▶ [Task brief] Using the data beneath, show every line that includes the word "calendar".

▶ [Exercise materials]

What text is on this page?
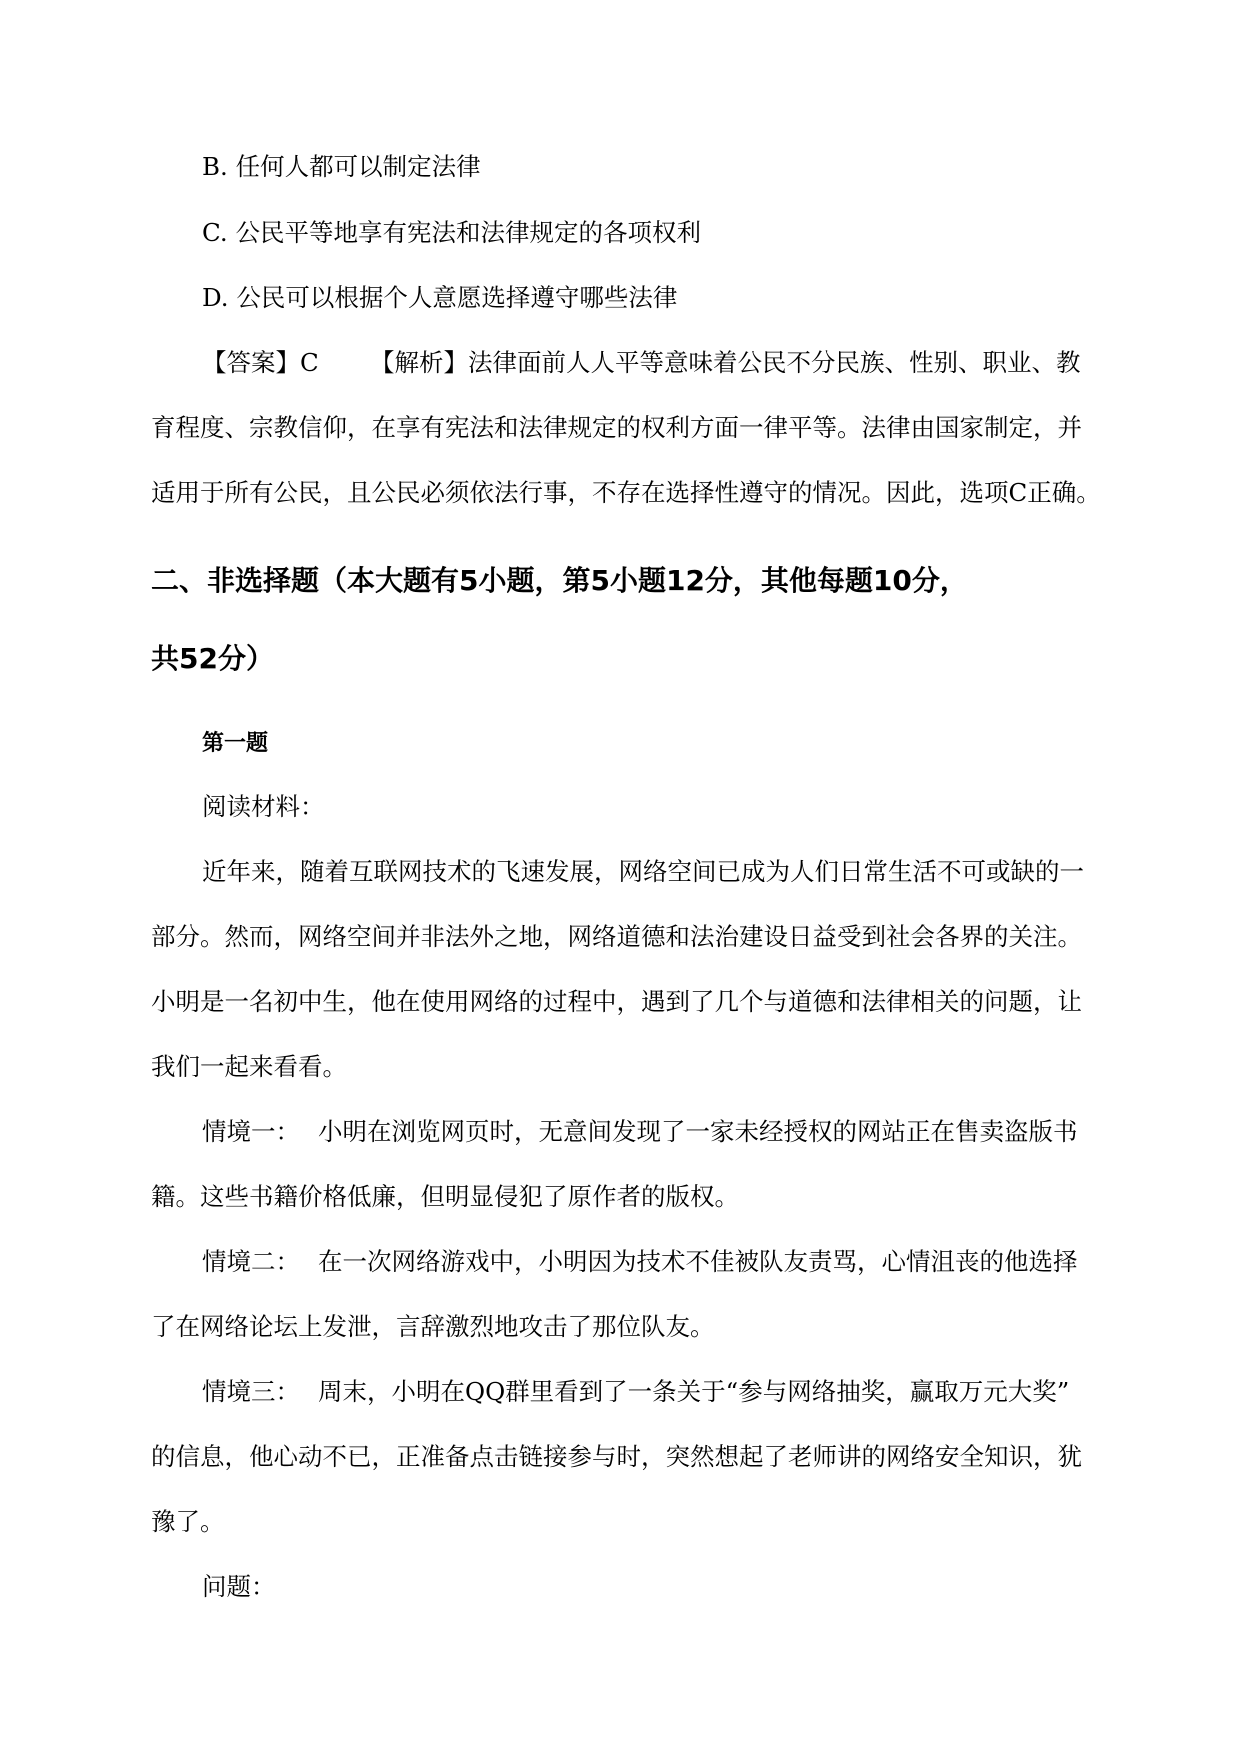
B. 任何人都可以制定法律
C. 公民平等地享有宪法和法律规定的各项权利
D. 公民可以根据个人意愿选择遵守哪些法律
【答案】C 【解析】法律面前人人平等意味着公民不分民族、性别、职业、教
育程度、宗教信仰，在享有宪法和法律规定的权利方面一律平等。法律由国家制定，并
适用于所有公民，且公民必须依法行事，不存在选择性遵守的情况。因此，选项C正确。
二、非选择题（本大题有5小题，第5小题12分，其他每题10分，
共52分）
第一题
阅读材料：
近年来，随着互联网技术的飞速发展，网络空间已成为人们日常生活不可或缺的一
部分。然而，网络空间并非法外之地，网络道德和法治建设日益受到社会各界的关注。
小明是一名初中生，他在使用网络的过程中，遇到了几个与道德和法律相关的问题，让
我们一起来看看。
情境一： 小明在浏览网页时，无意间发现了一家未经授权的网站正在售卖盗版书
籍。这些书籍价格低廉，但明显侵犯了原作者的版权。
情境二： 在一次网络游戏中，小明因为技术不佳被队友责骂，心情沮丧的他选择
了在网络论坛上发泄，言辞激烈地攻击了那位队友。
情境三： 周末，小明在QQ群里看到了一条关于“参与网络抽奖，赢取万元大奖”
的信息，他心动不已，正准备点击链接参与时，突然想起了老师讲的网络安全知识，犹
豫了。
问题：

--

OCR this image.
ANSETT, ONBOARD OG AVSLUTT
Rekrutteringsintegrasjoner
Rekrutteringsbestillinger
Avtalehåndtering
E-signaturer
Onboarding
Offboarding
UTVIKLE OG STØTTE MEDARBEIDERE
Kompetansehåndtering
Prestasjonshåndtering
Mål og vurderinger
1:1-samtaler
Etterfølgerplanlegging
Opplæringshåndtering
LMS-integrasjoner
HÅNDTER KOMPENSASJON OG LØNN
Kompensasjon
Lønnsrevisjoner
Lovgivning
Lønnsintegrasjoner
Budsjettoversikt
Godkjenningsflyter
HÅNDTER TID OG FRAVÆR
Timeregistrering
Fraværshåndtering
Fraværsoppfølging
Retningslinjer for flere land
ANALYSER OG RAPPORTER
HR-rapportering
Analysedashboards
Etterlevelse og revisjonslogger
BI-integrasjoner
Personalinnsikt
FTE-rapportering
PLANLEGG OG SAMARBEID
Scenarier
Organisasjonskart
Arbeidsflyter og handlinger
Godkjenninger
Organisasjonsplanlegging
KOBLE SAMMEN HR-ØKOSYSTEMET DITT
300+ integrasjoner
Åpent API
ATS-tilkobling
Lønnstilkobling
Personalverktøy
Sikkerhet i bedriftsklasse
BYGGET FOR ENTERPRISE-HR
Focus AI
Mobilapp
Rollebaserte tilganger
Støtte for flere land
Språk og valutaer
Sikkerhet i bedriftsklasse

==

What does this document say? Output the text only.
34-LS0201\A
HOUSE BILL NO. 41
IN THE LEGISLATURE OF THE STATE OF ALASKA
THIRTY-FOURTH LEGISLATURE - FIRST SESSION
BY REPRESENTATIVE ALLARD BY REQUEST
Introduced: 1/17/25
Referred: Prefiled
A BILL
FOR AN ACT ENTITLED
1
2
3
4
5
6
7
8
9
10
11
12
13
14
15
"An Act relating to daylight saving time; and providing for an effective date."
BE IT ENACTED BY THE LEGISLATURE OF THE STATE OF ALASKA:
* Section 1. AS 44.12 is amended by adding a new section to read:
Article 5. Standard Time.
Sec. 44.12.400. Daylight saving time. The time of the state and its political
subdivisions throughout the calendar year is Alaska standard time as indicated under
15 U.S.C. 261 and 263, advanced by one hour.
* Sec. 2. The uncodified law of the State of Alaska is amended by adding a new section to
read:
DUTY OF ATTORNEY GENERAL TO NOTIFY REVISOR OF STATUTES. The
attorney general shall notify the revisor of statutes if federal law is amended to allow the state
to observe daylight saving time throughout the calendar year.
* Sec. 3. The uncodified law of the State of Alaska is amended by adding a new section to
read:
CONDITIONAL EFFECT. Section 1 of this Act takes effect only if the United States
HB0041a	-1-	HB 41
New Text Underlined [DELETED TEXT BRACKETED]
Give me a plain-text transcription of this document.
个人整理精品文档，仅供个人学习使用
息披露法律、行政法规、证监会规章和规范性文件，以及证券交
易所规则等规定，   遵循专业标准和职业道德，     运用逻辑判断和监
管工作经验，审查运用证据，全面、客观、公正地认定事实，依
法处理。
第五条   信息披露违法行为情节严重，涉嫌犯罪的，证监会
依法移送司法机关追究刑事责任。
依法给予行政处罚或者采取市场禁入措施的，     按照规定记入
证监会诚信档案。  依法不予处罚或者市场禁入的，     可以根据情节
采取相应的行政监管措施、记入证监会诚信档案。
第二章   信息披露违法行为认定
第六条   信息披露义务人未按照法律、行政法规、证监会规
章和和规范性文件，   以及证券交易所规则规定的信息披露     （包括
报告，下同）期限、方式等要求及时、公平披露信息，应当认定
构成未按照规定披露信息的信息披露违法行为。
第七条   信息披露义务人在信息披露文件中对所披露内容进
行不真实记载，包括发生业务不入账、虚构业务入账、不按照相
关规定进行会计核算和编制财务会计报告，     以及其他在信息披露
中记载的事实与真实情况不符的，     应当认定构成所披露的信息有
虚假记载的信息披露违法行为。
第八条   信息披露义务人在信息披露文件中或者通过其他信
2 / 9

▶ [Result]
subdivisions throughout the calendar year is Alaska standard time as indicated under
to observe daylight saving time throughout the calendar year.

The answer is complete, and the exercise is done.